## The problem
Among these lines, how many include "word"? Answer only with the number.

---------- Source data ----------

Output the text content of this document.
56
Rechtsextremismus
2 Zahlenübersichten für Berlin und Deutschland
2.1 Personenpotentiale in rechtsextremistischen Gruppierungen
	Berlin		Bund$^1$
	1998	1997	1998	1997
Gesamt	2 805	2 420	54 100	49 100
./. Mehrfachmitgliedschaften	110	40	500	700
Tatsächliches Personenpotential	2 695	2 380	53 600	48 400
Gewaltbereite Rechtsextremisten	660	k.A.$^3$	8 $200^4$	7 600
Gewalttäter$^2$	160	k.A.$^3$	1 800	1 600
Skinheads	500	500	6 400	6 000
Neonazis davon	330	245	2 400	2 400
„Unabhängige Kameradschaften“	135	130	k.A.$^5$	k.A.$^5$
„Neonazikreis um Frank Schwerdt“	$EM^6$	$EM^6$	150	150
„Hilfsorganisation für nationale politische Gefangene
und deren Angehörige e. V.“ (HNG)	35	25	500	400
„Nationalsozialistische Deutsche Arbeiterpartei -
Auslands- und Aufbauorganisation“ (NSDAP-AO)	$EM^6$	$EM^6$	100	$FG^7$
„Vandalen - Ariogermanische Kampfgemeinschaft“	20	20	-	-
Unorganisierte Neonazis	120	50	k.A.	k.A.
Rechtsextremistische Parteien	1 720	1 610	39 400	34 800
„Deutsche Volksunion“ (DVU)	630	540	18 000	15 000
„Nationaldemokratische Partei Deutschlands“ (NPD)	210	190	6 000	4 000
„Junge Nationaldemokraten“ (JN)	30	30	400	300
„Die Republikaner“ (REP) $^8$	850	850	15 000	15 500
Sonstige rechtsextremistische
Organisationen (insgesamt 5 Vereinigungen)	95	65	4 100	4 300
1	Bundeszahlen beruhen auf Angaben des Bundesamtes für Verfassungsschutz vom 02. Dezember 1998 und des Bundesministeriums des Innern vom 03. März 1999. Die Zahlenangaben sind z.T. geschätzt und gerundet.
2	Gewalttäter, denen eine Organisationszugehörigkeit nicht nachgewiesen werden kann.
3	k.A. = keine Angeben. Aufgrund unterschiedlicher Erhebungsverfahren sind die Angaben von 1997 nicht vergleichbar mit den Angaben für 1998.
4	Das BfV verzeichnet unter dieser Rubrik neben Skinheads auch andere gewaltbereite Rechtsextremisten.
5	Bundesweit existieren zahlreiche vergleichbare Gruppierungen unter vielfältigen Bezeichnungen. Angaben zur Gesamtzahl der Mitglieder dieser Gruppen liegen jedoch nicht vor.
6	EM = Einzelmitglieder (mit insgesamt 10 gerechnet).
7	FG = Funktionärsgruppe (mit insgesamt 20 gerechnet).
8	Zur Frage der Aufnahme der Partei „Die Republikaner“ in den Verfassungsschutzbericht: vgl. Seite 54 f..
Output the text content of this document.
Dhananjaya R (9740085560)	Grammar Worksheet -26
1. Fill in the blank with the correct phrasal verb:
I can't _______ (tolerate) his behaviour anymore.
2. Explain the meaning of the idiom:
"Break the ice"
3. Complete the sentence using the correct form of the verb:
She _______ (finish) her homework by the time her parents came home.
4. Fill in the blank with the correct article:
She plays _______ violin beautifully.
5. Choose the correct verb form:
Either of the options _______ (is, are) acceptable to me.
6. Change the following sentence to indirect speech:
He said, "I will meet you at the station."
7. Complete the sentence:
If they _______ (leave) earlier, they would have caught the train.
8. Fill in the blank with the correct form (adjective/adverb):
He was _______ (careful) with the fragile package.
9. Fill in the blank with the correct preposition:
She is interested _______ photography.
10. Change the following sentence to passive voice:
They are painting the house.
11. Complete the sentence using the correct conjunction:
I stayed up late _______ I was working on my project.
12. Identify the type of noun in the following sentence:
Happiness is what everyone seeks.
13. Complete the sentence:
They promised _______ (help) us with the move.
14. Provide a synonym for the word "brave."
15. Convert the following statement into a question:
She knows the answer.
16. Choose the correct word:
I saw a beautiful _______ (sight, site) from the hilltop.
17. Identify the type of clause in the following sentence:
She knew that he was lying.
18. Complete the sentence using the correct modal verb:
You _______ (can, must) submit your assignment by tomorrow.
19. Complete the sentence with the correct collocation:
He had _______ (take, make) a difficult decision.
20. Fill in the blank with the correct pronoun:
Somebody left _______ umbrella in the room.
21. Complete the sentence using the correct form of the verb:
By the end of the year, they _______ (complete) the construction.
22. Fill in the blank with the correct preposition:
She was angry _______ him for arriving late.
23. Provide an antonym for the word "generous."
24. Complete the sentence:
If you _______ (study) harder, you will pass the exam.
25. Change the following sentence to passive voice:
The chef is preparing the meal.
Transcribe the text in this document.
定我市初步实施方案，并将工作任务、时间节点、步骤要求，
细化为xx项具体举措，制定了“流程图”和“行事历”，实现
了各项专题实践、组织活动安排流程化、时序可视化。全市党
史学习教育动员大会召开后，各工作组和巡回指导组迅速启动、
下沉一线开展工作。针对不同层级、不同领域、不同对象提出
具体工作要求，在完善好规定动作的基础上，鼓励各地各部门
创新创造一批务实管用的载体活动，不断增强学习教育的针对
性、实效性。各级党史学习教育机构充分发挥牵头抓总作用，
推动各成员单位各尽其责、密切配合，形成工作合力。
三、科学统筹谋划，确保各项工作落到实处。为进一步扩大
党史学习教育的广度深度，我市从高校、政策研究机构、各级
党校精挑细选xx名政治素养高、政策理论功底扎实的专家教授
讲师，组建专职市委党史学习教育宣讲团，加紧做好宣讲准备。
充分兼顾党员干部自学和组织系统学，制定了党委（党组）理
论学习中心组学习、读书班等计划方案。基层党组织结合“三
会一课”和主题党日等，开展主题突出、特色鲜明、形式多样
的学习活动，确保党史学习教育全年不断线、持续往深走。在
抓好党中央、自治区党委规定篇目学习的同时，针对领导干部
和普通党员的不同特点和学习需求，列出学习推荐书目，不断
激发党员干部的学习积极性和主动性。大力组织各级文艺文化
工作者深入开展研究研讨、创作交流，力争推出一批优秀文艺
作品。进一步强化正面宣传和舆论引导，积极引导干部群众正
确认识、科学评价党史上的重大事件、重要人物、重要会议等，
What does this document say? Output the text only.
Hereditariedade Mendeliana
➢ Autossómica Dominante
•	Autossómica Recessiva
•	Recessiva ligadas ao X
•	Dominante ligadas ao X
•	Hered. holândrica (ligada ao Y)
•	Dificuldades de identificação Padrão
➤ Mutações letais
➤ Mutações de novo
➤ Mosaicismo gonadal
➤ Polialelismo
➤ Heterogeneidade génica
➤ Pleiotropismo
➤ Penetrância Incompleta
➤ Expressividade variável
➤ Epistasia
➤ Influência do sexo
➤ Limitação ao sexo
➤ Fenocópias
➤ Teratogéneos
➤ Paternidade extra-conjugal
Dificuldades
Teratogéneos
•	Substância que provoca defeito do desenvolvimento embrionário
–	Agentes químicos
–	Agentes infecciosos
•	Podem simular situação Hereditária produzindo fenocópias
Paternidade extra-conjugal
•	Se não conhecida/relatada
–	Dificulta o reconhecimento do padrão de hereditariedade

----------

## Task result
3